Because the FDA has not yet acted on the IOM report, Walmart -- like other retailers -- is jumping the gun in doing its own thing. Its thing, however, is a substantial improvement over the Facts Up Front scheme put in place by the Grocery Manufacturers Association and Food Marketing Institute.

In general, strict nutrition criteria for salt, sugar, and saturated fat exclude most supermarket products.

Walmart's criteria are pretty strict. They exclude 80 percent of Great Value products.

In the cereal category, for example, only these Great Value items qualify:

  • Extra Raisin Bran Cereal
  • Raisin Bran
  • Bran Flakes
  • Crunchy Oat Squares
  • Frosted Shredded Wheat
  • Crunchy Nugget Cereal
  • Toasted Wholegrain Oat Cereal

But these Great Value cereals do not:

  • Cocoa Cool Cereal
  • Cinnamon Crunchy Oat Squares Cereal
  • Apple Blasts Cereal
  • Sugar Frosted Flakes Cereal
  • Toasted Corn Cereal
  • Crisp Rice Cereal
  • Fruit Spins Cereal
  • Fruity Puffs Cereal
  • Crunchy Honey Oats Cereal
  • Vanilla Almond Awake Cereal

OK, but I wish the company had waited for the FDA to decide on a plan for FOP labeling (and I wish the FDA would get busy on that plan).

All of these schemes are ways to avoid putting negative information on package labels. No seller or retailer wants a red traffic light -- "don't buy me" -- on its products, especially because research shows that stop signals work. Customers tend not to buy products marked with red traffic lights.

» **JOB 1**
Can you copy the records below line for line, with no changes?

» **DATA FOR THIS EXERCISE**
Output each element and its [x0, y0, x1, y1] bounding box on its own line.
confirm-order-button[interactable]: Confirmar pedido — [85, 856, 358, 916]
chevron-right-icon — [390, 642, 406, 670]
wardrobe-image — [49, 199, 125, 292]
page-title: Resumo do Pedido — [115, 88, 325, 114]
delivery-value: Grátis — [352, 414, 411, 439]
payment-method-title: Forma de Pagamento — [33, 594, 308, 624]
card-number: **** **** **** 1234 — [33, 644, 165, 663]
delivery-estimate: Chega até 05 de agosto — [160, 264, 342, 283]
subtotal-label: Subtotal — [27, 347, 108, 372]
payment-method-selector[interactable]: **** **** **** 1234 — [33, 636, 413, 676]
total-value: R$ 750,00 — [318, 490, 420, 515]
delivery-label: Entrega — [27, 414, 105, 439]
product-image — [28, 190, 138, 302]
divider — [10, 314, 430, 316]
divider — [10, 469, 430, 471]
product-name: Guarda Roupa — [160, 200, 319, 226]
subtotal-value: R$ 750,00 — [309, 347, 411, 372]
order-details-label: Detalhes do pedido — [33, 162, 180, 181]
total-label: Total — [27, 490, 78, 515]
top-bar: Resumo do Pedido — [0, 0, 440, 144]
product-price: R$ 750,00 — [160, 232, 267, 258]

» **JOB 2**
Can you repeat the part of the Walmart nutrition-criteria passage above word for word, from "In general, strict" to "Great Value products."?

» **COMPLETE OUTPUT 1**
Output each element and its [x0, y0, x1, y1] bounding box on its own line.
confirm-order-button[interactable]: Confirmar pedido — [85, 856, 358, 916]
chevron-right-icon — [390, 642, 406, 670]
wardrobe-image — [49, 199, 125, 292]
page-title: Resumo do Pedido — [115, 88, 325, 114]
delivery-value: Grátis — [352, 414, 411, 439]
payment-method-title: Forma de Pagamento — [33, 594, 308, 624]
card-number: **** **** **** 1234 — [33, 644, 165, 663]
delivery-estimate: Chega até 05 de agosto — [160, 264, 342, 283]
subtotal-label: Subtotal — [27, 347, 108, 372]
payment-method-selector[interactable]: **** **** **** 1234 — [33, 636, 413, 676]
total-value: R$ 750,00 — [318, 490, 420, 515]
delivery-label: Entrega — [27, 414, 105, 439]
product-image — [28, 190, 138, 302]
divider — [10, 314, 430, 316]
divider — [10, 469, 430, 471]
product-name: Guarda Roupa — [160, 200, 319, 226]
subtotal-value: R$ 750,00 — [309, 347, 411, 372]
order-details-label: Detalhes do pedido — [33, 162, 180, 181]
total-label: Total — [27, 490, 78, 515]
top-bar: Resumo do Pedido — [0, 0, 440, 144]
product-price: R$ 750,00 — [160, 232, 267, 258]

» **COMPLETE OUTPUT 2**
In general, strict nutrition criteria for salt, sugar, and saturated fat exclude most supermarket products.

Walmart's criteria are pretty strict. They exclude 80 percent of Great Value products.